● **Instruction**
Rewrite the records as a numbered list, from the line with "Patent image size: (1020, 792)." up to and including the line with "The protection device RPCT is at (868, 74).", leaving out blank lines.

● **Provided data**

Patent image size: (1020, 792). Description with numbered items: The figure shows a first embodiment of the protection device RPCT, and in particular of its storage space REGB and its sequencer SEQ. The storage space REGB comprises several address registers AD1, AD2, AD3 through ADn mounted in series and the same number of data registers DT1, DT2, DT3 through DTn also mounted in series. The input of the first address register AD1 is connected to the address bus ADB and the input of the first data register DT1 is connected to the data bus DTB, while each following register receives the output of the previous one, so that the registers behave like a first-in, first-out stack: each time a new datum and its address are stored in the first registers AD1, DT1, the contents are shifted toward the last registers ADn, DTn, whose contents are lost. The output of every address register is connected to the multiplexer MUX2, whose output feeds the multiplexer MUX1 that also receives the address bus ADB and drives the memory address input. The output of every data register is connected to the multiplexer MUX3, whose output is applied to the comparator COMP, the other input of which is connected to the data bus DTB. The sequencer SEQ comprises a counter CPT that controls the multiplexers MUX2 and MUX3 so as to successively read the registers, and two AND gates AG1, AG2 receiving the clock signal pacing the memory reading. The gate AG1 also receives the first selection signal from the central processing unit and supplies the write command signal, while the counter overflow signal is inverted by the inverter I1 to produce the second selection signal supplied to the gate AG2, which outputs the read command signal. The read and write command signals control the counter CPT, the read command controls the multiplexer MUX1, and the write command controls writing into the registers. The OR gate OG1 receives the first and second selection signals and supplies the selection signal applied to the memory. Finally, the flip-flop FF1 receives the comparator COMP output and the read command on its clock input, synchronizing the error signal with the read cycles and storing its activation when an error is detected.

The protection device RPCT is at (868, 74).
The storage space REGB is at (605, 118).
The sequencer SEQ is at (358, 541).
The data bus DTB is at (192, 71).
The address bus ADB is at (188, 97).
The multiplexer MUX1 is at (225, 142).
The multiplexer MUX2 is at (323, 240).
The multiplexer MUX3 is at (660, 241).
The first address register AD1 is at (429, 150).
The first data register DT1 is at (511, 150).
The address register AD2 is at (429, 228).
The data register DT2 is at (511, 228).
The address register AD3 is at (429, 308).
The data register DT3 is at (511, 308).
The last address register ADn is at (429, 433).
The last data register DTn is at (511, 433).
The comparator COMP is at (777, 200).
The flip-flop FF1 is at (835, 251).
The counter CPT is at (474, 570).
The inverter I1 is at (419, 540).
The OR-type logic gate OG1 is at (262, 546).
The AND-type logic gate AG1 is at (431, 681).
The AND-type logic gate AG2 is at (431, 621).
--
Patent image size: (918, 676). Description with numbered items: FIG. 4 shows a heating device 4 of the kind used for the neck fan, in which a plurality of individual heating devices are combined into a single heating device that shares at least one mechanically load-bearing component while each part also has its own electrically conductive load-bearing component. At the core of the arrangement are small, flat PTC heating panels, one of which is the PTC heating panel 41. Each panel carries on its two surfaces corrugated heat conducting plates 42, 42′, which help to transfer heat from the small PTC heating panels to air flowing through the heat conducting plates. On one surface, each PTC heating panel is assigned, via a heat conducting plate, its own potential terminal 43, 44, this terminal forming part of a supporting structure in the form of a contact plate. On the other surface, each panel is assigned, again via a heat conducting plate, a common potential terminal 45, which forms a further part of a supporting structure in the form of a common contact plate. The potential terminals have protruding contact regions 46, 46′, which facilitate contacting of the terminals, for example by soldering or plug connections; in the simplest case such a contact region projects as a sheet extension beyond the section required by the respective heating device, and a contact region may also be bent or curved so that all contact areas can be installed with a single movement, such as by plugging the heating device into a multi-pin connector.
---
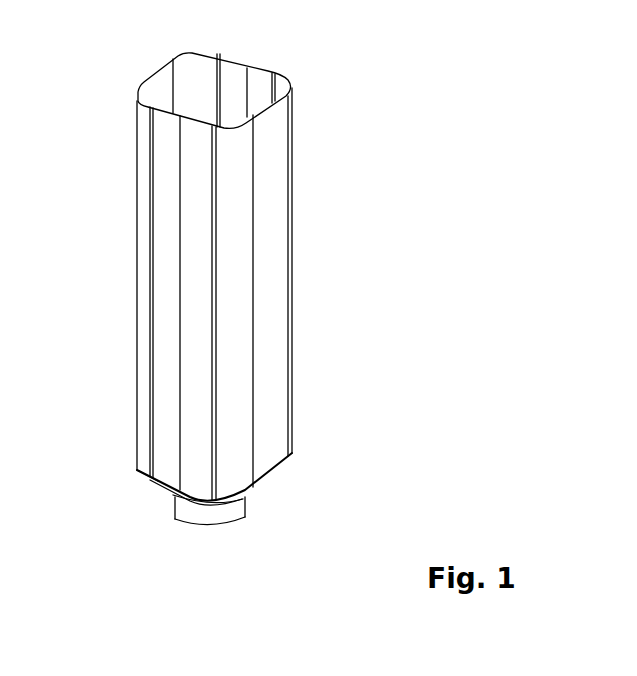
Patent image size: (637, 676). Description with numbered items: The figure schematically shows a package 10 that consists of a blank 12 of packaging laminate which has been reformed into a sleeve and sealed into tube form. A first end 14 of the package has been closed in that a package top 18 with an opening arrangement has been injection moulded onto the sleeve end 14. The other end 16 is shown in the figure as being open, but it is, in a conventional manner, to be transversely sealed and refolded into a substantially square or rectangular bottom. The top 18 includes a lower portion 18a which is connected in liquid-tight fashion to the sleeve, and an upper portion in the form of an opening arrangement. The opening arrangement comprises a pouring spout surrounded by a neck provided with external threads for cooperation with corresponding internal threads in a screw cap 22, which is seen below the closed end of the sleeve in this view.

● **Solution for this problem**
1. Patent image size: (1020, 792). Description with numbered items: The figure shows a first embodiment of the protection device RPCT, and in particular of its storage space REGB and its sequencer SEQ. The storage space REGB comprises several address registers AD1, AD2, AD3 through ADn mounted in series and the same number of data registers DT1, DT2, DT3 through DTn also mounted in series. The input of the first address register AD1 is connected to the address bus ADB and the input of the first data register DT1 is connected to the data bus DTB, while each following register receives the output of the previous one, so that the registers behave like a first-in, first-out stack: each time a new datum and its address are stored in the first registers AD1, DT1, the contents are shifted toward the last registers ADn, DTn, whose contents are lost. The output of every address register is connected to the multiplexer MUX2, whose output feeds the multiplexer MUX1 that also receives the address bus ADB and drives the memory address input. The output of every data register is connected to the multiplexer MUX3, whose output is applied to the comparator COMP, the other input of which is connected to the data bus DTB. The sequencer SEQ comprises a counter CPT that controls the multiplexers MUX2 and MUX3 so as to successively read the registers, and two AND gates AG1, AG2 receiving the clock signal pacing the memory reading. The gate AG1 also receives the first selection signal from the central processing unit and supplies the write command signal, while the counter overflow signal is inverted by the inverter I1 to produce the second selection signal supplied to the gate AG2, which outputs the read command signal. The read and write command signals control the counter CPT, the read command controls the multiplexer MUX1, and the write command controls writing into the registers. The OR gate OG1 receives the first and second selection signals and supplies the selection signal applied to the memory. Finally, the flip-flop FF1 receives the comparator COMP output and the read command on its clock input, synchronizing the error signal with the read cycles and storing its activation when an error is detected.
2. The protection device RPCT is at (868, 74).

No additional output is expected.